PROBLEM TO WORK ON: Repeat the material exactly, every line of it.

MATERIAL FOR THIS TASK:

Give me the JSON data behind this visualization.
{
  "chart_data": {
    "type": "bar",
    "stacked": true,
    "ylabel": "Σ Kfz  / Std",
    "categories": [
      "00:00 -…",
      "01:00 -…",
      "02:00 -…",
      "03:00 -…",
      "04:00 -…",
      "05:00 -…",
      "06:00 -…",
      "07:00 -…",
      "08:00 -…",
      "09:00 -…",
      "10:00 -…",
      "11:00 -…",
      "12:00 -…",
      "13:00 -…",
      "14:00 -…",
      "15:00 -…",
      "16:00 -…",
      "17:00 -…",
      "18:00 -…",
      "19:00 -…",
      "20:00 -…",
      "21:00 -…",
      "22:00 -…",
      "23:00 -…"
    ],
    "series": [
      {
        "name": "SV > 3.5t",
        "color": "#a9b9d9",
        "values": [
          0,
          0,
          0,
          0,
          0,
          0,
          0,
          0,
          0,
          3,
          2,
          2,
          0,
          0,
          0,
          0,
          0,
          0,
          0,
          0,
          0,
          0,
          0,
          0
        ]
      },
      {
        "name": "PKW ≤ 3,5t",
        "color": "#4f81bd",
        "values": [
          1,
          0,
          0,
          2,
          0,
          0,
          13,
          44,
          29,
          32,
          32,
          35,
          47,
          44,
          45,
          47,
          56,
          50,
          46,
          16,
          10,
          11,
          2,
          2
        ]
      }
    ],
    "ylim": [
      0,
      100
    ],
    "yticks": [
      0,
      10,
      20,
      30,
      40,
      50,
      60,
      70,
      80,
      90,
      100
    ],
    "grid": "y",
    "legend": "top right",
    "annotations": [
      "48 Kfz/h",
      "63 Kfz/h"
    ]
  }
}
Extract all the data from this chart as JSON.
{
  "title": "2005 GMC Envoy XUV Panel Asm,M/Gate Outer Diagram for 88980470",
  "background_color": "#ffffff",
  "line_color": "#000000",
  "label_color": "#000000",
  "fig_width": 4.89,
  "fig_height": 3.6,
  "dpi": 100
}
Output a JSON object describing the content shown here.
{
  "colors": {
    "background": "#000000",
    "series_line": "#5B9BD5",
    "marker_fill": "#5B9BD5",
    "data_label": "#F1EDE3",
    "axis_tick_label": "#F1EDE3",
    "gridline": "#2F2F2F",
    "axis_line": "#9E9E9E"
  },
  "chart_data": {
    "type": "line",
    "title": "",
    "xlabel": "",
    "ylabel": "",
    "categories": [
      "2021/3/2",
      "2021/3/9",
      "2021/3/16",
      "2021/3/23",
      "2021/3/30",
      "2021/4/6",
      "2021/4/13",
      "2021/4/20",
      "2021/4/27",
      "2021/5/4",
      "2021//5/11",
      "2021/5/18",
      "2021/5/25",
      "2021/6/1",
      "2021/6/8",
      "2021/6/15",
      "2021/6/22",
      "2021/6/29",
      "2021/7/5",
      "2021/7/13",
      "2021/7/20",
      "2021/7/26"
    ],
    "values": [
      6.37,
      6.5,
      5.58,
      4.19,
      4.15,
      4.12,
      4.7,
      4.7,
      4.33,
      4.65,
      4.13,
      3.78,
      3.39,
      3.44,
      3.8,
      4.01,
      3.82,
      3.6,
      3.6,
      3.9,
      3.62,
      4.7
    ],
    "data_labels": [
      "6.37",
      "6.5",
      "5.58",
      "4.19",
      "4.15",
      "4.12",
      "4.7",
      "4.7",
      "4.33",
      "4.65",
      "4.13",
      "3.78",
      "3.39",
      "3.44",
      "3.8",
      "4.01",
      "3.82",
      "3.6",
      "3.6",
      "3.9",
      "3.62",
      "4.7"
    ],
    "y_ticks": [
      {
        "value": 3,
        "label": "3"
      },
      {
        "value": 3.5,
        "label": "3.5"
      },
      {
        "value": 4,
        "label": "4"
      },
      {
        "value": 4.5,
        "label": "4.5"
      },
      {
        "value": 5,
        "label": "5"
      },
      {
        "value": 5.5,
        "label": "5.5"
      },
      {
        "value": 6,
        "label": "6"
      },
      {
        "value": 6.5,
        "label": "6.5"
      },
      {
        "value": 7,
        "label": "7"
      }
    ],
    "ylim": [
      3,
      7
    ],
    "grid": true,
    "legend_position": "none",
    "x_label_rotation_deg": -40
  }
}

TASK OUTPUT:
Give me the JSON data behind this visualization.
{
  "chart_data": {
    "type": "bar",
    "stacked": true,
    "ylabel": "Σ Kfz  / Std",
    "categories": [
      "00:00 -…",
      "01:00 -…",
      "02:00 -…",
      "03:00 -…",
      "04:00 -…",
      "05:00 -…",
      "06:00 -…",
      "07:00 -…",
      "08:00 -…",
      "09:00 -…",
      "10:00 -…",
      "11:00 -…",
      "12:00 -…",
      "13:00 -…",
      "14:00 -…",
      "15:00 -…",
      "16:00 -…",
      "17:00 -…",
      "18:00 -…",
      "19:00 -…",
      "20:00 -…",
      "21:00 -…",
      "22:00 -…",
      "23:00 -…"
    ],
    "series": [
      {
        "name": "SV > 3.5t",
        "color": "#a9b9d9",
        "values": [
          0,
          0,
          0,
          0,
          0,
          0,
          0,
          0,
          0,
          3,
          2,
          2,
          0,
          0,
          0,
          0,
          0,
          0,
          0,
          0,
          0,
          0,
          0,
          0
        ]
      },
      {
        "name": "PKW ≤ 3,5t",
        "color": "#4f81bd",
        "values": [
          1,
          0,
          0,
          2,
          0,
          0,
          13,
          44,
          29,
          32,
          32,
          35,
          47,
          44,
          45,
          47,
          56,
          50,
          46,
          16,
          10,
          11,
          2,
          2
        ]
      }
    ],
    "ylim": [
      0,
      100
    ],
    "yticks": [
      0,
      10,
      20,
      30,
      40,
      50,
      60,
      70,
      80,
      90,
      100
    ],
    "grid": "y",
    "legend": "top right",
    "annotations": [
      "48 Kfz/h",
      "63 Kfz/h"
    ]
  }
}
Extract all the data from this chart as JSON.
{
  "title": "2005 GMC Envoy XUV Panel Asm,M/Gate Outer Diagram for 88980470",
  "background_color": "#ffffff",
  "line_color": "#000000",
  "label_color": "#000000",
  "fig_width": 4.89,
  "fig_height": 3.6,
  "dpi": 100
}
Output a JSON object describing the content shown here.
{
  "colors": {
    "background": "#000000",
    "series_line": "#5B9BD5",
    "marker_fill": "#5B9BD5",
    "data_label": "#F1EDE3",
    "axis_tick_label": "#F1EDE3",
    "gridline": "#2F2F2F",
    "axis_line": "#9E9E9E"
  },
  "chart_data": {
    "type": "line",
    "title": "",
    "xlabel": "",
    "ylabel": "",
    "categories": [
      "2021/3/2",
      "2021/3/9",
      "2021/3/16",
      "2021/3/23",
      "2021/3/30",
      "2021/4/6",
      "2021/4/13",
      "2021/4/20",
      "2021/4/27",
      "2021/5/4",
      "2021//5/11",
      "2021/5/18",
      "2021/5/25",
      "2021/6/1",
      "2021/6/8",
      "2021/6/15",
      "2021/6/22",
      "2021/6/29",
      "2021/7/5",
      "2021/7/13",
      "2021/7/20",
      "2021/7/26"
    ],
    "values": [
      6.37,
      6.5,
      5.58,
      4.19,
      4.15,
      4.12,
      4.7,
      4.7,
      4.33,
      4.65,
      4.13,
      3.78,
      3.39,
      3.44,
      3.8,
      4.01,
      3.82,
      3.6,
      3.6,
      3.9,
      3.62,
      4.7
    ],
    "data_labels": [
      "6.37",
      "6.5",
      "5.58",
      "4.19",
      "4.15",
      "4.12",
      "4.7",
      "4.7",
      "4.33",
      "4.65",
      "4.13",
      "3.78",
      "3.39",
      "3.44",
      "3.8",
      "4.01",
      "3.82",
      "3.6",
      "3.6",
      "3.9",
      "3.62",
      "4.7"
    ],
    "y_ticks": [
      {
        "value": 3,
        "label": "3"
      },
      {
        "value": 3.5,
        "label": "3.5"
      },
      {
        "value": 4,
        "label": "4"
      },
      {
        "value": 4.5,
        "label": "4.5"
      },
      {
        "value": 5,
        "label": "5"
      },
      {
        "value": 5.5,
        "label": "5.5"
      },
      {
        "value": 6,
        "label": "6"
      },
      {
        "value": 6.5,
        "label": "6.5"
      },
      {
        "value": 7,
        "label": "7"
      }
    ],
    "ylim": [
      3,
      7
    ],
    "grid": true,
    "legend_position": "none",
    "x_label_rotation_deg": -40
  }
}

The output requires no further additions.